One of the biggest issues for marketing in larger organisations has become how to manage the so-called marketing stack. Mark Schaefer in his book Marketing Rebellion said ‘Marketers are overwhelmed by data. Nearly 60% believe they cannot keep up with the technology overload’. The key problem is how to extract value and insight from a mass of data.
One Possible Future For Marketing Operations
Let’s assume marketing as a discrete discipline did not exist. Let’s take its constituent parts and allocate them to other business departments.
First the most difficult – Strategy – If the business founder is still involved (and still inclined) then I suggest it belongs with him/her. If the founder is not involved it becomes much more difficult. Perhaps a strategy department is the best way forward
With a strategy in place, the sales team should know their focus but strong leadership is required. There is always a conflict between long term organisational goals and short term sales goals. It takes leadership to remain focused on the overall picture rather jump from the latest crisis/pending major order to the next.
Assuming appropriate sales leadership and focus is in place then lead generating activities including Email, Website (and SEO), Advertising (including online), content and many more can fall under sales control. Customer service, customer experience and customer retention also probably belongs to the sales department. Many of these functions could also sit under operations.
Analytics and data analysis could sit under sales or operations. It could also sit under the accountancy function. The IT department could be responsible for website technology and the technical elements of SEO.
Responsibility for Brand is an issue. There is no ideal place for this to sit in a standard organisation chart other than the strategy department. Creative disciplines (design, video, audio, events) also have no natural home. They could be a separate department allied to sales or operations, they could fall under sales control or they could be outsourced.
None of the above is positive for marketing as a discrete discipline. Job titles including the term marketing may disappear in future but marketing itself (as defined above) must remain. Consumer focus, strategy and maintaining a competitive advantage have to remain or how is a business to survive over the long term?
■ ■ ■ ■ ■
■ **To do**
1) According to the marketing operations excerpt, what share of marketers believe they cannot keep up with the technology overload?
2) Copy out the passage of the marketing operations excerpt starting with "Analytics and data" and going on through "elements of SEO.".

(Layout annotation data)
■ ■ ■ ■ ■
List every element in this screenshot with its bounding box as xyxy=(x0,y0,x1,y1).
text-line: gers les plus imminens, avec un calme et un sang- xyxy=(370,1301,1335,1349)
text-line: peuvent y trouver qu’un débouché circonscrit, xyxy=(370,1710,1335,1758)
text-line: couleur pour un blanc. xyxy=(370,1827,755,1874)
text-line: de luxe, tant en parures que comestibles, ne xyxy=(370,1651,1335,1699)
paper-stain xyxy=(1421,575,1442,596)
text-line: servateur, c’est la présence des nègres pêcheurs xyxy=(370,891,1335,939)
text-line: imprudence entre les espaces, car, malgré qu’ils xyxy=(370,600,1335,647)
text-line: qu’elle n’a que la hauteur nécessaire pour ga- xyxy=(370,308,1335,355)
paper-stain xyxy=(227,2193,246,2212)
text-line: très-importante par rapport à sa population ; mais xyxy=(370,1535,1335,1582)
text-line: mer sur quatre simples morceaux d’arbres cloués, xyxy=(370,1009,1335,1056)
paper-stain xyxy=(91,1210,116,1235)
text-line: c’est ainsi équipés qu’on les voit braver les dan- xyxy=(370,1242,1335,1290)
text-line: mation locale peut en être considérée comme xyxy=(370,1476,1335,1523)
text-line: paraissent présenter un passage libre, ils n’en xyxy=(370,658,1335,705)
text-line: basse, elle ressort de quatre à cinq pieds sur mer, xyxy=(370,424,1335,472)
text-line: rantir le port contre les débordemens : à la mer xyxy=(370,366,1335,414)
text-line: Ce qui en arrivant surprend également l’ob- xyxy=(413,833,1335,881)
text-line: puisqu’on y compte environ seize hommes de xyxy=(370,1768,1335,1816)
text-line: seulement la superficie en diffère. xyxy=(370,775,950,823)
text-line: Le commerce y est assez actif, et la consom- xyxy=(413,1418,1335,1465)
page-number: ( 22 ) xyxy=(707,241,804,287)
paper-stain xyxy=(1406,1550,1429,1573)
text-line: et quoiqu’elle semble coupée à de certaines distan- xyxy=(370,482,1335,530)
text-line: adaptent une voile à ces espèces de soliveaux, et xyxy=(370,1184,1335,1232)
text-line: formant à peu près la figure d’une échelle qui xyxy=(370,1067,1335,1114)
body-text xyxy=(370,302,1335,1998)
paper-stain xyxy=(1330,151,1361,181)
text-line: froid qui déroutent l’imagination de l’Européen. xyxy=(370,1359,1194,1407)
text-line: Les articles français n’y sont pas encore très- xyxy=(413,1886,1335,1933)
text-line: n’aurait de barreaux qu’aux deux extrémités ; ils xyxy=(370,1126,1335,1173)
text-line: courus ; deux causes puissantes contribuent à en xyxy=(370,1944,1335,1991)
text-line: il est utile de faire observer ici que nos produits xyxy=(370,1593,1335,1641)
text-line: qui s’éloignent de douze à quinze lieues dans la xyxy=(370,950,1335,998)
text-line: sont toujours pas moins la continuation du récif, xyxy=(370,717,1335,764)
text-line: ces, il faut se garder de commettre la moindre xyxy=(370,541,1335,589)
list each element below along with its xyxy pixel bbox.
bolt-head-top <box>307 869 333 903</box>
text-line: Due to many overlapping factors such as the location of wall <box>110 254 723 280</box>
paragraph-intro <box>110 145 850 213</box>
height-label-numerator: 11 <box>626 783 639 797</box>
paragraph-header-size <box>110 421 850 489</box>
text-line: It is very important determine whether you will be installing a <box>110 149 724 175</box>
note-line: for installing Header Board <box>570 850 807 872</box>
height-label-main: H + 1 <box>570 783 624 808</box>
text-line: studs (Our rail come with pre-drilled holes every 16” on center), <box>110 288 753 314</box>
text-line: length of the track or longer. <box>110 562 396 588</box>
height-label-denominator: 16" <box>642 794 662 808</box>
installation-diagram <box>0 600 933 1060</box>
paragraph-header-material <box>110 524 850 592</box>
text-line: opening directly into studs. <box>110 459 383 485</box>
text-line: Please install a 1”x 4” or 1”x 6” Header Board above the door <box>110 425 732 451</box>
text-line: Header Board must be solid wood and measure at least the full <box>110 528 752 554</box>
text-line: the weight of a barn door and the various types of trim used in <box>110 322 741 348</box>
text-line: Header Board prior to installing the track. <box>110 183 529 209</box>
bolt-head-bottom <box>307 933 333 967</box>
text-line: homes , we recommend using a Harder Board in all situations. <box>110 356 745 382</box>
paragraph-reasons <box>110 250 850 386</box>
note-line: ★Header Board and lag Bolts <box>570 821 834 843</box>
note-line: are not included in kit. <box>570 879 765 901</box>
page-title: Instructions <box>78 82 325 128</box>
■ ■ ■ ■ ■
■ **Solutions in order**
1) Nearly 60%

2)
Analytics and data analysis could sit under sales or operations. It could also sit under the accountancy function. The IT department could be responsible for website technology and the technical elements of SEO.